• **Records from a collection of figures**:

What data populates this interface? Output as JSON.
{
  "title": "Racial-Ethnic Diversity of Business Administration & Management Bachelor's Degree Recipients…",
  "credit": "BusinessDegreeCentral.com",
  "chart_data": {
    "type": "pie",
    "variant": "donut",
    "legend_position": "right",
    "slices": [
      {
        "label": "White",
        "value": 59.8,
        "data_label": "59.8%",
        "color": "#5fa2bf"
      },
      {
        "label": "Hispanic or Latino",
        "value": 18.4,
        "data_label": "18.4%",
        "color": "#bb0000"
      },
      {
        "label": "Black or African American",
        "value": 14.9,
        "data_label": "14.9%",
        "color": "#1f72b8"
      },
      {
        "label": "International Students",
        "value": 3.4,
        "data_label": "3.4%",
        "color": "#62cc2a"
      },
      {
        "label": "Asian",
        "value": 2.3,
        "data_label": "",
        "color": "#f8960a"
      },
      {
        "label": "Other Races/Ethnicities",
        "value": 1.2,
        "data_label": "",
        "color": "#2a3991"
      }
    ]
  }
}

• **WHAT YOU NEED TO DO**:
Return all of the entries exactly as they were supplied.

• **ANSWER TO THE PROBLEM**:
What data populates this interface? Output as JSON.
{
  "title": "Racial-Ethnic Diversity of Business Administration & Management Bachelor's Degree Recipients…",
  "credit": "BusinessDegreeCentral.com",
  "chart_data": {
    "type": "pie",
    "variant": "donut",
    "legend_position": "right",
    "slices": [
      {
        "label": "White",
        "value": 59.8,
        "data_label": "59.8%",
        "color": "#5fa2bf"
      },
      {
        "label": "Hispanic or Latino",
        "value": 18.4,
        "data_label": "18.4%",
        "color": "#bb0000"
      },
      {
        "label": "Black or African American",
        "value": 14.9,
        "data_label": "14.9%",
        "color": "#1f72b8"
      },
      {
        "label": "International Students",
        "value": 3.4,
        "data_label": "3.4%",
        "color": "#62cc2a"
      },
      {
        "label": "Asian",
        "value": 2.3,
        "data_label": "",
        "color": "#f8960a"
      },
      {
        "label": "Other Races/Ethnicities",
        "value": 1.2,
        "data_label": "",
        "color": "#2a3991"
      }
    ]
  }
}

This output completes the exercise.